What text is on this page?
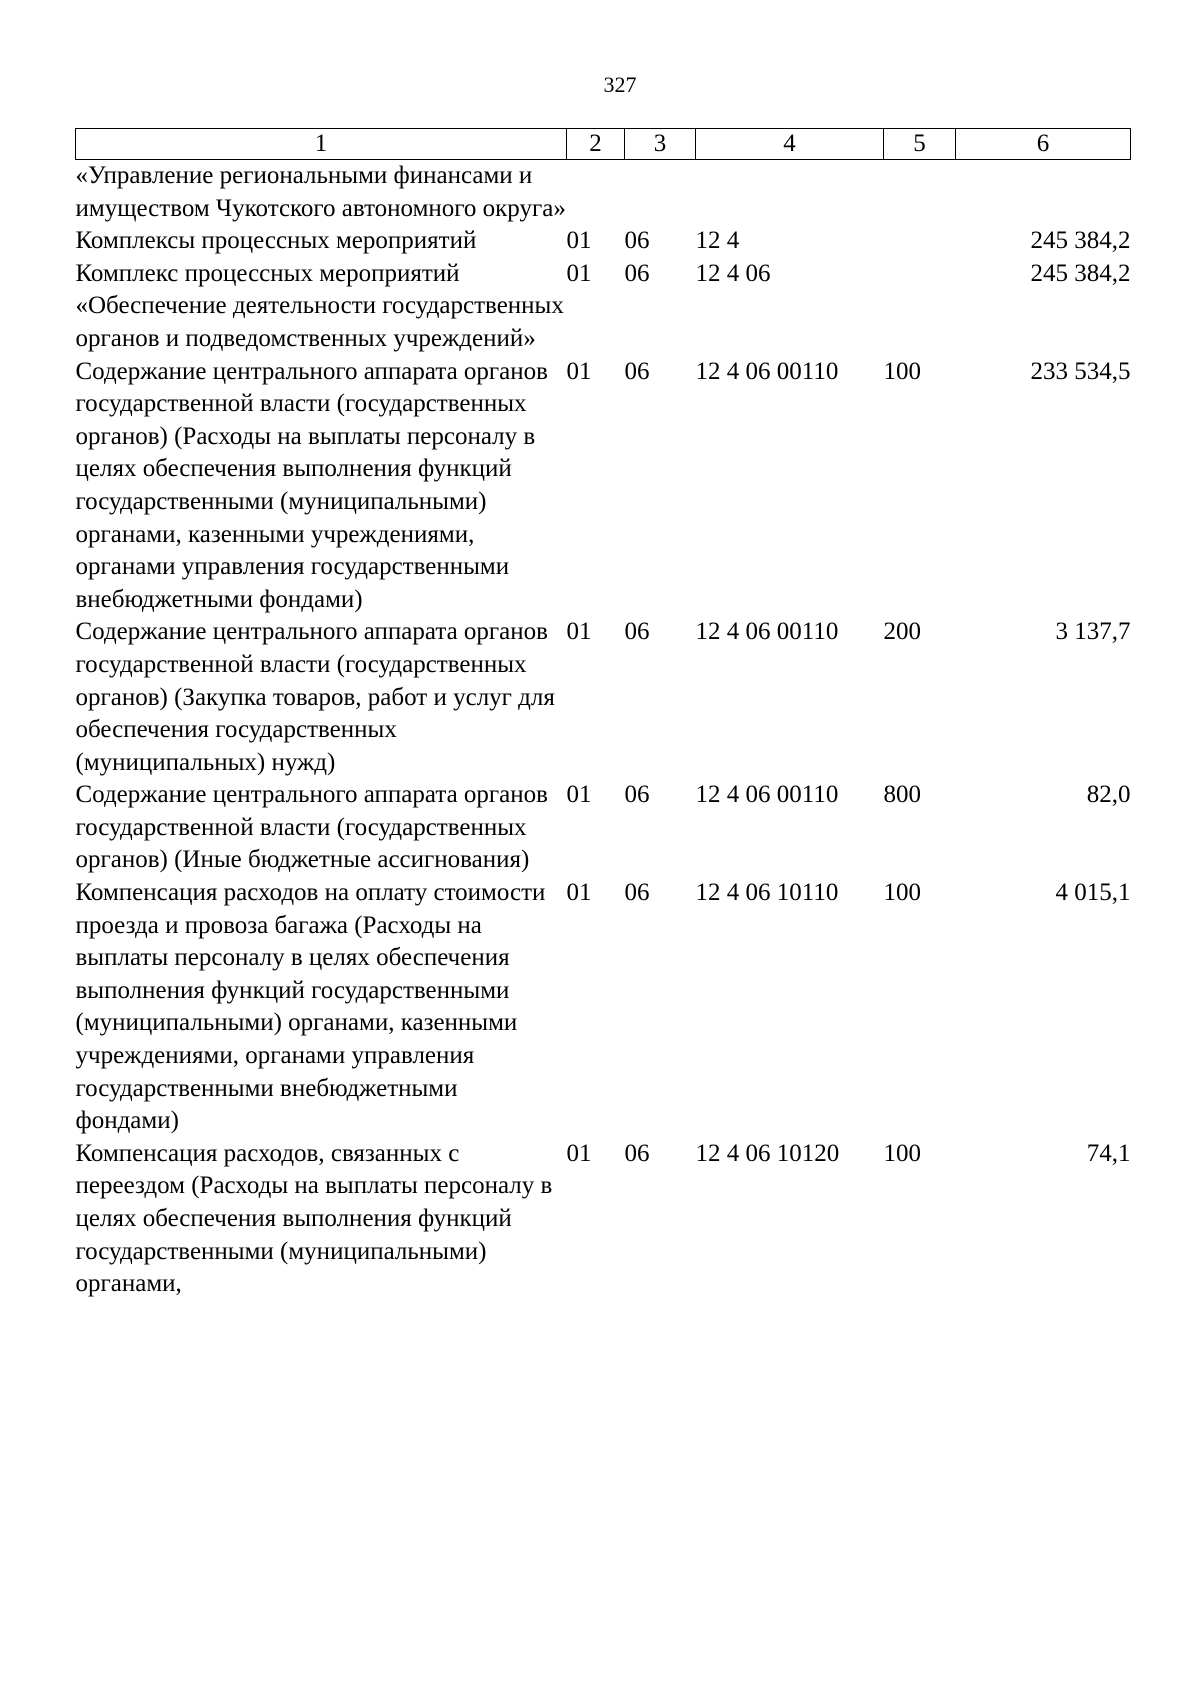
327
1	2	3	4	5	6
«Управление региональными финансами и имуществом Чукотского автономного округа»					
Комплексы процессных мероприятий	01	06	12 4		245 384,2
Комплекс процессных мероприятий «Обеспечение деятельности государственных органов и подведомственных учреждений»	01	06	12 4 06		245 384,2
Содержание центрального аппарата органов государственной власти (государственных органов) (Расходы на выплаты персоналу в целях обеспечения выполнения функций государственными (муниципальными) органами, казенными учреждениями, органами управления государственными внебюджетными фондами)	01	06	12 4 06 00110	100	233 534,5
Содержание центрального аппарата органов государственной власти (государственных органов) (Закупка товаров, работ и услуг для обеспечения государственных (муниципальных) нужд)	01	06	12 4 06 00110	200	3 137,7
Содержание центрального аппарата органов государственной власти (государственных органов) (Иные бюджетные ассигнования)	01	06	12 4 06 00110	800	82,0
Компенсация расходов на оплату стоимости проезда и провоза багажа (Расходы на выплаты персоналу в целях обеспечения выполнения функций государственными (муниципальными) органами, казенными учреждениями, органами управления государственными внебюджетными фондами)	01	06	12 4 06 10110	100	4 015,1
Компенсация расходов, связанных с переездом (Расходы на выплаты персоналу в целях обеспечения выполнения функций государственными (муниципальными) органами,	01	06	12 4 06 10120	100	74,1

•••

WHAT IS BEING ASKED
Keep only those lines of the records that hold "процессных", and return them.

CORRECT RESULT
Комплексы процессных мероприятий	01	06	12 4		245 384,2
Комплекс процессных мероприятий «Обеспечение деятельности государственных органов и подведомственных учреждений»	01	06	12 4 06		245 384,2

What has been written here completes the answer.